= Set exercise =
A line counts if it contains the string "Unlimited"; say how many such lines there are, giving only the number.

A run of records
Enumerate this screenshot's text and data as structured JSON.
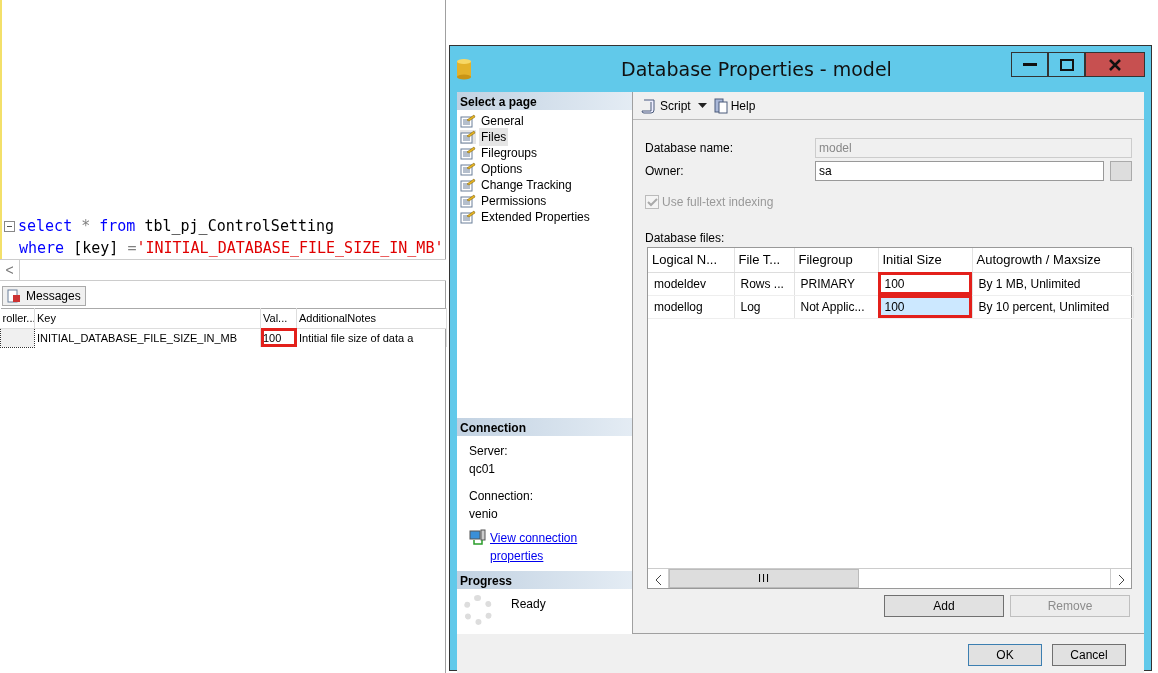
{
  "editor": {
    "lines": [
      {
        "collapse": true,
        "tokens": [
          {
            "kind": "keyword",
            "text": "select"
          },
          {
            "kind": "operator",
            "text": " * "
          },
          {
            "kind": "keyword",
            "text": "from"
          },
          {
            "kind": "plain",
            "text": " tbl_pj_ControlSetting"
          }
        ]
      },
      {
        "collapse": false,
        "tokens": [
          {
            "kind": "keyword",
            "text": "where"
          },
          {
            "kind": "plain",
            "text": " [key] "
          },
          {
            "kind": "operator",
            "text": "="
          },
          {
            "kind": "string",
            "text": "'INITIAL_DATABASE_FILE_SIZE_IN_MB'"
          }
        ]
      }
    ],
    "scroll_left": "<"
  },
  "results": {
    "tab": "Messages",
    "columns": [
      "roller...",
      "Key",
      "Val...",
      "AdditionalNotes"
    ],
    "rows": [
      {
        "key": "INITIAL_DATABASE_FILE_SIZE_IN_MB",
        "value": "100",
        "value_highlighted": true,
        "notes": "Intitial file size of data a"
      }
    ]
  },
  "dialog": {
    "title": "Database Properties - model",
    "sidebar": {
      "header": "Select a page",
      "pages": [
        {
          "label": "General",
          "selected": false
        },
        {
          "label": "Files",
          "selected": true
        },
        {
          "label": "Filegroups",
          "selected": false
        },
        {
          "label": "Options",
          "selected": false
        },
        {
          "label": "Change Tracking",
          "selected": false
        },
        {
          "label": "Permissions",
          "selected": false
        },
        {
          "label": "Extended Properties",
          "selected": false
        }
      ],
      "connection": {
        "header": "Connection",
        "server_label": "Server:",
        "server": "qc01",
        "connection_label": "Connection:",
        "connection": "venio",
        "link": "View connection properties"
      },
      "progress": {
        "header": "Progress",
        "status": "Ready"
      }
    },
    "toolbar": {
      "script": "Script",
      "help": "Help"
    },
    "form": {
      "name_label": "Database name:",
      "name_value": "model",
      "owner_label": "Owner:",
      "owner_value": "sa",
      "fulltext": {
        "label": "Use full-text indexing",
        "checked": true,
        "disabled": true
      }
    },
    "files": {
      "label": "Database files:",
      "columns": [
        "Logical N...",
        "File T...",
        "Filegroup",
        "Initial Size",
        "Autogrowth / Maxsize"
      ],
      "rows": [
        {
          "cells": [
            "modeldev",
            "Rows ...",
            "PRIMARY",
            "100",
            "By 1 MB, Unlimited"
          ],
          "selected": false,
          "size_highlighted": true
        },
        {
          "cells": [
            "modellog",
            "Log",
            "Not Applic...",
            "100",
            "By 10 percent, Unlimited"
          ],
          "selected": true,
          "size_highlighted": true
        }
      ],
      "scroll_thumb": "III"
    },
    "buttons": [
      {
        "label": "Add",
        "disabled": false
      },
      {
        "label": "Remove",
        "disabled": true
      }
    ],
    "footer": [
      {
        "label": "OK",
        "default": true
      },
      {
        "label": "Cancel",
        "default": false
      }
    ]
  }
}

==

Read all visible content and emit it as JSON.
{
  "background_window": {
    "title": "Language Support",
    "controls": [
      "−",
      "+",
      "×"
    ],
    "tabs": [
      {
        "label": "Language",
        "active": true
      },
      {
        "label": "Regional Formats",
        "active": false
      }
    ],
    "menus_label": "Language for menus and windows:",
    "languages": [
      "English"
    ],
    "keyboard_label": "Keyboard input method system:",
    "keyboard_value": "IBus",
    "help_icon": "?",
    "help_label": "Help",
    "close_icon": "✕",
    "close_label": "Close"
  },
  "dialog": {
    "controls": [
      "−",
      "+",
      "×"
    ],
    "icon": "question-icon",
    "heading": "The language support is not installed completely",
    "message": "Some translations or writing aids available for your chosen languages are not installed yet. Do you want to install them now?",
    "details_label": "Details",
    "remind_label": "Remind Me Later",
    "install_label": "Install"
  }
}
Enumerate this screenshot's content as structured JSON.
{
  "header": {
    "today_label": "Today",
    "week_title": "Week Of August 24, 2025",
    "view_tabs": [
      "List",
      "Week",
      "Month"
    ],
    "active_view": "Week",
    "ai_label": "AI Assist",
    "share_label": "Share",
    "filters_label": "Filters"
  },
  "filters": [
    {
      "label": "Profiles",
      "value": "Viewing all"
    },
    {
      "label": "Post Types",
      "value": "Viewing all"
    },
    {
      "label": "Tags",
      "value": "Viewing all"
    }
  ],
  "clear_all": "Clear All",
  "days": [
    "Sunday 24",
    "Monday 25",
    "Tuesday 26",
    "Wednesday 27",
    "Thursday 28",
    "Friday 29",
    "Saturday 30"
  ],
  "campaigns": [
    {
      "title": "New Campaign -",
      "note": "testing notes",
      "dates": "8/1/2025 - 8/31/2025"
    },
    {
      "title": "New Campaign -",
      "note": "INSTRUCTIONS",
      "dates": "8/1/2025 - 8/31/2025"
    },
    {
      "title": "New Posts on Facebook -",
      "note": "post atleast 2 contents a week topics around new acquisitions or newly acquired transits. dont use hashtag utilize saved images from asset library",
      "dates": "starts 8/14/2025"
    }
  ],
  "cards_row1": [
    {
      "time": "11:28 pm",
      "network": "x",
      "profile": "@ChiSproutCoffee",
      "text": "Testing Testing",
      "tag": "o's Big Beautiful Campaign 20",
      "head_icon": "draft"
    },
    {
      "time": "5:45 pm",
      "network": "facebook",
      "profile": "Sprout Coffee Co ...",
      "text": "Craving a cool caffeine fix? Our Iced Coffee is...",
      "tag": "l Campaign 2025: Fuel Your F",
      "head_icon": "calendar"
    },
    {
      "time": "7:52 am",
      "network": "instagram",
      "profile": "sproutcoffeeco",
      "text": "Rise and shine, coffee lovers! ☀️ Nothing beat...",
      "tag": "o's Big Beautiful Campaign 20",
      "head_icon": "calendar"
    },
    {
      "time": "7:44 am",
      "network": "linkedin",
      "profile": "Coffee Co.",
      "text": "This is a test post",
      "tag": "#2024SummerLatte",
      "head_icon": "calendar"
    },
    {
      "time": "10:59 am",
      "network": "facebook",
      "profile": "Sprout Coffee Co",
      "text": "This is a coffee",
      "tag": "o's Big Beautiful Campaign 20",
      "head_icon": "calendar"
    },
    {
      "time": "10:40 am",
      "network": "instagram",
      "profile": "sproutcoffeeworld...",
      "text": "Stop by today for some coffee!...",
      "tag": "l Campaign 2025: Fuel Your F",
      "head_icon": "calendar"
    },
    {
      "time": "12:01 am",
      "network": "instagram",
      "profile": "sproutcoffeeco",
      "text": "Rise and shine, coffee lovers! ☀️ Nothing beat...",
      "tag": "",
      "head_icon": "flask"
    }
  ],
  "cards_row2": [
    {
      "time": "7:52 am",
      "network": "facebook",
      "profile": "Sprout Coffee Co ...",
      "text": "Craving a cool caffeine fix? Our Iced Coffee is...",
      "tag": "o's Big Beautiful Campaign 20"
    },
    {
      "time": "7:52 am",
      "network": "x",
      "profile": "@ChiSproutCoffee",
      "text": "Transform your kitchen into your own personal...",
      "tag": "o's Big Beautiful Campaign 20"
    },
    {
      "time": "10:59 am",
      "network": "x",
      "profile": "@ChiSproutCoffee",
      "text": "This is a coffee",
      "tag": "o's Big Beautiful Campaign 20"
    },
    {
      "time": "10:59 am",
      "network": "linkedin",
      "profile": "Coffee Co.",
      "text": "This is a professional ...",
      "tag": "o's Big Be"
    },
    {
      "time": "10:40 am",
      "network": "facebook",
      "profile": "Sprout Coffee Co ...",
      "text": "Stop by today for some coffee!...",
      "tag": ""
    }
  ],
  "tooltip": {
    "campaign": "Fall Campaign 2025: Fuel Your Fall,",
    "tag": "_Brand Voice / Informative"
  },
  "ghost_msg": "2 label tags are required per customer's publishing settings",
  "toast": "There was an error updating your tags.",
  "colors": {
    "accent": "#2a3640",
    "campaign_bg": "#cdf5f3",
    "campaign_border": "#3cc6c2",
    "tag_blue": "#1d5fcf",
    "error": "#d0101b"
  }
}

= Result of this task =
2